### PARTS OF THE EXERCISE
a) According to the court opinion, how much money was Yasue to provide to finance the film?
b) Reproduce the stretch of the court opinion from "Background and Prior" through "at 67, 80)." word for word.

KAREN JEANETTE HUURMAN, PLAINTIFF,
v.
EMRIE BROOKE FOSTER, DEFENDANT.



The opinion of the court was delivered by: Michael H. Dolinger United States Magistrate Judge

MEMORANDUM & ORDER

Pro se plaintiff Karen Huurman has moved for summary judgment to establish her exclusive ownership rights in certain intellectual property pursuant to the Copyright Act. Huurman seeks, in substance, a declaratory judgment stating that she is the sole copyright owner of a Chinese-language educational movie. She also seeks a judgment declaring that a French-language educational movie does not exist and that defendant Emrie Brooke Foster has no copyright interest in certain intellectual property that plaintiff created prior to or during the period in which the Chinese-language movie was produced. Although defendant has not formally opposed the motion, for the reasons stated below we deny it in its entirety and sua sponte grant defendant summary judgment dismissing plaintiff's claims apart from the one regarding the Chinese-language movie.*fn1

Background and Prior Proceedings

In 2003, defendant sought to create a company to produce a Chinese-language educational video because she wanted to teach the Chinese language to her daughter, who is half-Chinese. (Compl. at ¶ 21; Aff. of Pl. Karen Jeanette Huurman in Supp. of her Mot. for Summ. J., executed Aug. 14, 2008, Ex. G --- Tr. of Def.'s June 25, 2008 Dep., 31, 66-67). Foster invited Huurman, a childhood friend, to participate in the venture in order to provide Huurman with a source of income. (Huurman Aff., Ex. G at 7, 67). Specifically, Foster asked Huurman to film and edit the movie. (Id., Ex. G at 67, 80).

Foster wrote a letter to Huurman dated August 23, 2003, expressing a desire to film the Chinese-language educational movie at Foster's home. (Id., Ex. J at 2). The letter identified possible filming locations, and also mentioned a potential distributor for the film. (Id.). It suggested background music for the film and indicated that a song would appear at the beginning of the movie and that the same song would play during the credits at the end. (Id., Ex. J at p. 5). The letter also stated that the profits from the film would be split evenly among plaintiff, defendant, and defendant's sister-in-law Yasue, in return for Yasue providing $3,000.00 to finance the film. (Id., Ex. G at 22, 24, 42, Ex. J at p. 2).*fn2 Attached to the letter was a sketch of a design for the cover of the DVD and a list of English words and their Chinese translations, with pronunciation guides accompanying some of the words. (Id., Ex. J at pp. 2-5). The list of words also included suggestions for visual representations of some of the terms, such as showing hands counting the numbers one through ten, and filming various colors being painted on a white canvas. (Id., Ex. J at pp. 4-5).

### RECORD LIST
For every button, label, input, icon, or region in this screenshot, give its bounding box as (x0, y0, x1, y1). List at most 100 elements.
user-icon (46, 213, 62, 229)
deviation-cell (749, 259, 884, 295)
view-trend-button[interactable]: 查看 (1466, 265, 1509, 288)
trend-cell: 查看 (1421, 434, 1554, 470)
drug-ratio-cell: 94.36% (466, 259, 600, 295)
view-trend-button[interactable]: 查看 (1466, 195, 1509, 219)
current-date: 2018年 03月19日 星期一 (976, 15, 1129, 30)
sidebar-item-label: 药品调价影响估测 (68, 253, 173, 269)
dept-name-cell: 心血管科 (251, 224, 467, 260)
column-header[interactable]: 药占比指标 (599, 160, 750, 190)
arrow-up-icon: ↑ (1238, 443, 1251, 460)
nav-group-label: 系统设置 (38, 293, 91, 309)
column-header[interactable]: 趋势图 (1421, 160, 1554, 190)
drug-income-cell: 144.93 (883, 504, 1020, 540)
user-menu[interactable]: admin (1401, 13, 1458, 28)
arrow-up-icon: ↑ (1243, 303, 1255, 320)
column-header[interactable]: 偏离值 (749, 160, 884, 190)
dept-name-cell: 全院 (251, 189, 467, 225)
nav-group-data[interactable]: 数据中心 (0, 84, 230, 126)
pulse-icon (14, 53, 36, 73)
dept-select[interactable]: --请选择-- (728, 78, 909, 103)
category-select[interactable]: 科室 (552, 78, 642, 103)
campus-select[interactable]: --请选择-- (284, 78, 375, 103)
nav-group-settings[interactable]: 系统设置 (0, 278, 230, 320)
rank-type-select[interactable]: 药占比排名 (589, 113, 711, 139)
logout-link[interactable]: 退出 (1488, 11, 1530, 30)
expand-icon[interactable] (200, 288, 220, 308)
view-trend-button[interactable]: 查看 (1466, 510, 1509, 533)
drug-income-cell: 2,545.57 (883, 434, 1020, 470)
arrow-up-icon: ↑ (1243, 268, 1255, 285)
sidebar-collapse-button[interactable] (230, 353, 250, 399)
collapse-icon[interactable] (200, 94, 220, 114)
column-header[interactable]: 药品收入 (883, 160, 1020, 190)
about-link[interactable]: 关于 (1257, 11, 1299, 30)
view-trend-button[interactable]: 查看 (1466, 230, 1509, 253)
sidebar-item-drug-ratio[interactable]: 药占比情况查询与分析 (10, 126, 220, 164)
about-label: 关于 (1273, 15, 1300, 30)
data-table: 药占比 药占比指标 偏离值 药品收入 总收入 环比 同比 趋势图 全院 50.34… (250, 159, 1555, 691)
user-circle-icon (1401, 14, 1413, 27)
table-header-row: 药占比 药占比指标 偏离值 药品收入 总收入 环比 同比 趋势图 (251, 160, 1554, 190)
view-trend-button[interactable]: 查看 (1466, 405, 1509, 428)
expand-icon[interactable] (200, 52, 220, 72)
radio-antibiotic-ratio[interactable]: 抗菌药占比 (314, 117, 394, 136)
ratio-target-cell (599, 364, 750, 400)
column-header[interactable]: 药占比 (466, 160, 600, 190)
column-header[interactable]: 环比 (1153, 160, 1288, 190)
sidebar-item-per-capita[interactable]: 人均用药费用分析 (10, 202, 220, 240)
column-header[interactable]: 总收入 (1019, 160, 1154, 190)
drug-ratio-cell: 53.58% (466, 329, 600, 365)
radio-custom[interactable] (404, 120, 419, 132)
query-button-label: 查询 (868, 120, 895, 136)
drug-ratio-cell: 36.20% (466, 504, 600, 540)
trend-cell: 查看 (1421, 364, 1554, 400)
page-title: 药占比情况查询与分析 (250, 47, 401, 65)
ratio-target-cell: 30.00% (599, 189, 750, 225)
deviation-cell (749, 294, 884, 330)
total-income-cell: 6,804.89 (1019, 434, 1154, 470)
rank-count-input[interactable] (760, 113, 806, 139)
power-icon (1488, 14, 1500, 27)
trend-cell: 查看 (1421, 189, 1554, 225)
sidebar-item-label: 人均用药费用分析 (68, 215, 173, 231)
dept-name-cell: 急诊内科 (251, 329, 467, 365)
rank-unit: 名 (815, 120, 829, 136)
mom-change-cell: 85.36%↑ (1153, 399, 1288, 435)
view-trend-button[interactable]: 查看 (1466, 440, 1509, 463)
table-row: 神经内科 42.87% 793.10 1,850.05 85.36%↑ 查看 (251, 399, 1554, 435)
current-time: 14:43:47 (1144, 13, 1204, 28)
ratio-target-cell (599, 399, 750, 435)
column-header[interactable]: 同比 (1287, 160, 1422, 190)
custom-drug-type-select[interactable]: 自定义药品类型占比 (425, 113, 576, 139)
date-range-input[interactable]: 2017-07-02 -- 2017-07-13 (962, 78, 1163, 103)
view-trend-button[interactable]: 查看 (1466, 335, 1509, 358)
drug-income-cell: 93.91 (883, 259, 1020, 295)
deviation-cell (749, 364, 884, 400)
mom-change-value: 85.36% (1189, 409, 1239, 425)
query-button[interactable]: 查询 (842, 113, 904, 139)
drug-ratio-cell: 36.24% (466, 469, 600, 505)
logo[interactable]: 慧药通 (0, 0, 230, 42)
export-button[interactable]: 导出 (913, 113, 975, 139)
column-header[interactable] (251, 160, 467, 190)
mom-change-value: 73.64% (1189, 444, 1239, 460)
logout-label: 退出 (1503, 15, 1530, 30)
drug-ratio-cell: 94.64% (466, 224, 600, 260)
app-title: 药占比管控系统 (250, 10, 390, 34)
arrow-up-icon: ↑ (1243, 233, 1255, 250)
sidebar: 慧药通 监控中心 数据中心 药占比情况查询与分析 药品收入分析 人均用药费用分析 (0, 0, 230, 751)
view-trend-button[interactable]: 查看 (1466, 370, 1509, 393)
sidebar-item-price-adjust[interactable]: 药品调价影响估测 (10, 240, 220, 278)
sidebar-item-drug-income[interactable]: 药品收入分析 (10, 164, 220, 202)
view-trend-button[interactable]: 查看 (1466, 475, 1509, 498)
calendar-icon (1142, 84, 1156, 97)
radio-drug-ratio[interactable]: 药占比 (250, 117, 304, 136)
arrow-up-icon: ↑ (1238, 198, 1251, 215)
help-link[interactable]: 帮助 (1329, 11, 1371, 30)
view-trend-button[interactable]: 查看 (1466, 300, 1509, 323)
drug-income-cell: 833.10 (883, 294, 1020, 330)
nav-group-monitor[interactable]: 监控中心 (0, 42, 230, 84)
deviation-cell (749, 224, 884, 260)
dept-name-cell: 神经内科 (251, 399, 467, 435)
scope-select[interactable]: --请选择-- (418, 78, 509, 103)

### ANSWER LIST
a) $3,000.00

b)
Background and Prior Proceedings

In 2003, defendant sought to create a company to produce a Chinese-language educational video because she wanted to teach the Chinese language to her daughter, who is half-Chinese. (Compl. at ¶ 21; Aff. of Pl. Karen Jeanette Huurman in Supp. of her Mot. for Summ. J., executed Aug. 14, 2008, Ex. G --- Tr. of Def.'s June 25, 2008 Dep., 31, 66-67). Foster invited Huurman, a childhood friend, to participate in the venture in order to provide Huurman with a source of income. (Huurman Aff., Ex. G at 7, 67). Specifically, Foster asked Huurman to film and edit the movie. (Id., Ex. G at 67, 80).